§ **Short problem**:
All of the material below is to be retyped exactly.

§ **Records supplied**:
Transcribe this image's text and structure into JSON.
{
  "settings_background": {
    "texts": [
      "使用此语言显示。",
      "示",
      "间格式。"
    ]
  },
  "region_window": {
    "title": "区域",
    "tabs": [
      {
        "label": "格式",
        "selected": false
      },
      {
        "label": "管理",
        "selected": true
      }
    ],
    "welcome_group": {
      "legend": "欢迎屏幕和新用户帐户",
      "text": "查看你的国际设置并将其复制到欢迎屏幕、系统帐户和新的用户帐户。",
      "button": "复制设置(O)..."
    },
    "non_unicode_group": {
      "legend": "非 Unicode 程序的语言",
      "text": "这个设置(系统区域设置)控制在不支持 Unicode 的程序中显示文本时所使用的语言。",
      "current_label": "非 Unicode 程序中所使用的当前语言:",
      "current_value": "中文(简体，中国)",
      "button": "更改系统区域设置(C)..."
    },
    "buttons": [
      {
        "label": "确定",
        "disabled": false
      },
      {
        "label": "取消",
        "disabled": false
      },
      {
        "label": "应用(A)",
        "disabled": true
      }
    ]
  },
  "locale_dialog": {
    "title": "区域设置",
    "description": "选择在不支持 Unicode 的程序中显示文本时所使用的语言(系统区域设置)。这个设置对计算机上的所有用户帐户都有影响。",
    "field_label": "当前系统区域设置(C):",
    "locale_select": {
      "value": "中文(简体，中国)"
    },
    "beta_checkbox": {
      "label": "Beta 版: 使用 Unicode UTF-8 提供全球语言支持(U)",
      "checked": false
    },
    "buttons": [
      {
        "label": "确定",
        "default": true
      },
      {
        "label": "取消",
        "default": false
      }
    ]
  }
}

§ **Exercise response**:
Transcribe this image's text and structure into JSON.
{
  "settings_background": {
    "texts": [
      "使用此语言显示。",
      "示",
      "间格式。"
    ]
  },
  "region_window": {
    "title": "区域",
    "tabs": [
      {
        "label": "格式",
        "selected": false
      },
      {
        "label": "管理",
        "selected": true
      }
    ],
    "welcome_group": {
      "legend": "欢迎屏幕和新用户帐户",
      "text": "查看你的国际设置并将其复制到欢迎屏幕、系统帐户和新的用户帐户。",
      "button": "复制设置(O)..."
    },
    "non_unicode_group": {
      "legend": "非 Unicode 程序的语言",
      "text": "这个设置(系统区域设置)控制在不支持 Unicode 的程序中显示文本时所使用的语言。",
      "current_label": "非 Unicode 程序中所使用的当前语言:",
      "current_value": "中文(简体，中国)",
      "button": "更改系统区域设置(C)..."
    },
    "buttons": [
      {
        "label": "确定",
        "disabled": false
      },
      {
        "label": "取消",
        "disabled": false
      },
      {
        "label": "应用(A)",
        "disabled": true
      }
    ]
  },
  "locale_dialog": {
    "title": "区域设置",
    "description": "选择在不支持 Unicode 的程序中显示文本时所使用的语言(系统区域设置)。这个设置对计算机上的所有用户帐户都有影响。",
    "field_label": "当前系统区域设置(C):",
    "locale_select": {
      "value": "中文(简体，中国)"
    },
    "beta_checkbox": {
      "label": "Beta 版: 使用 Unicode UTF-8 提供全球语言支持(U)",
      "checked": false
    },
    "buttons": [
      {
        "label": "确定",
        "default": true
      },
      {
        "label": "取消",
        "default": false
      }
    ]
  }
}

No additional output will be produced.